• Objective
Restate the whole of the material. Keep every word, and drop the pictures.

= = = = =

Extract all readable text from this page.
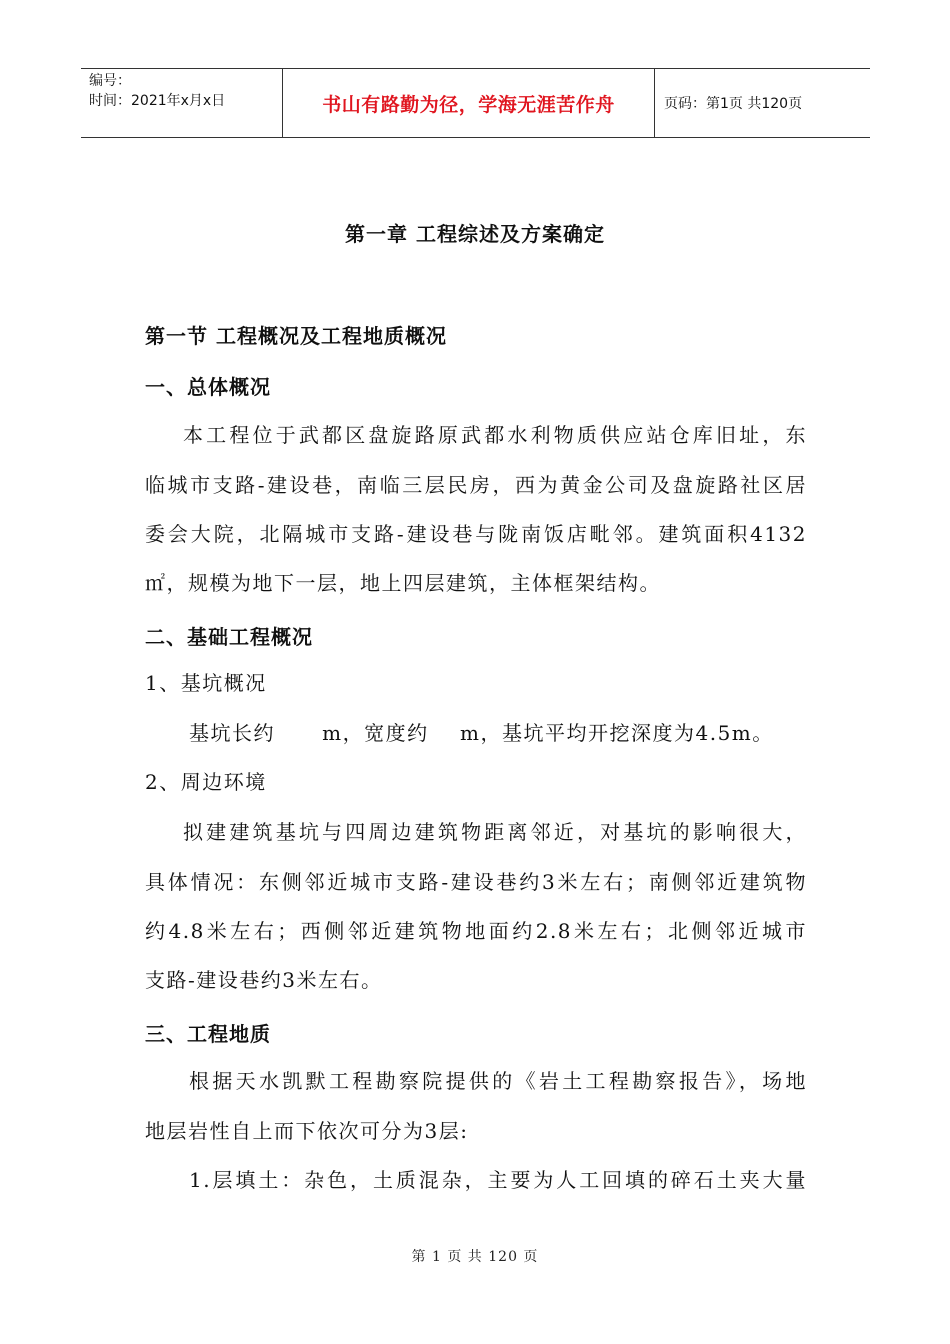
编号：
时间：2021年x月x日	书山有路勤为径，学海无涯苦作舟	页码：第1页 共120页
第一章 工程综述及方案确定
第一节 工程概况及工程地质概况
一、总体概况
本工程位于武都区盘旋路原武都水利物质供应站仓库旧址，东
临城市支路-建设巷，南临三层民房，西为黄金公司及盘旋路社区居
委会大院，北隔城市支路-建设巷与陇南饭店毗邻。建筑面积4132
㎡，规模为地下一层，地上四层建筑，主体框架结构。
二、基础工程概况
1、基坑概况
基坑长约      m，宽度约    m，基坑平均开挖深度为4.5m。
2、周边环境
拟建建筑基坑与四周边建筑物距离邻近，对基坑的影响很大，
具体情况：东侧邻近城市支路-建设巷约3米左右；南侧邻近建筑物
约4.8米左右；西侧邻近建筑物地面约2.8米左右；北侧邻近城市
支路-建设巷约3米左右。
三、工程地质
根据天水凯默工程勘察院提供的《岩土工程勘察报告》，场地
地层岩性自上而下依次可分为3层:
1.层填土：杂色，土质混杂，主要为人工回填的碎石土夹大量
第 1 页 共 120 页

= = = = =

• Result
Extract all readable text from this page.
编号：
时间：2021年x月x日	书山有路勤为径，学海无涯苦作舟	页码：第1页 共120页
第一章 工程综述及方案确定
第一节 工程概况及工程地质概况
一、总体概况
本工程位于武都区盘旋路原武都水利物质供应站仓库旧址，东
临城市支路-建设巷，南临三层民房，西为黄金公司及盘旋路社区居
委会大院，北隔城市支路-建设巷与陇南饭店毗邻。建筑面积4132
㎡，规模为地下一层，地上四层建筑，主体框架结构。
二、基础工程概况
1、基坑概况
基坑长约      m，宽度约    m，基坑平均开挖深度为4.5m。
2、周边环境
拟建建筑基坑与四周边建筑物距离邻近，对基坑的影响很大，
具体情况：东侧邻近城市支路-建设巷约3米左右；南侧邻近建筑物
约4.8米左右；西侧邻近建筑物地面约2.8米左右；北侧邻近城市
支路-建设巷约3米左右。
三、工程地质
根据天水凯默工程勘察院提供的《岩土工程勘察报告》，场地
地层岩性自上而下依次可分为3层:
1.层填土：杂色，土质混杂，主要为人工回填的碎石土夹大量
第 1 页 共 120 页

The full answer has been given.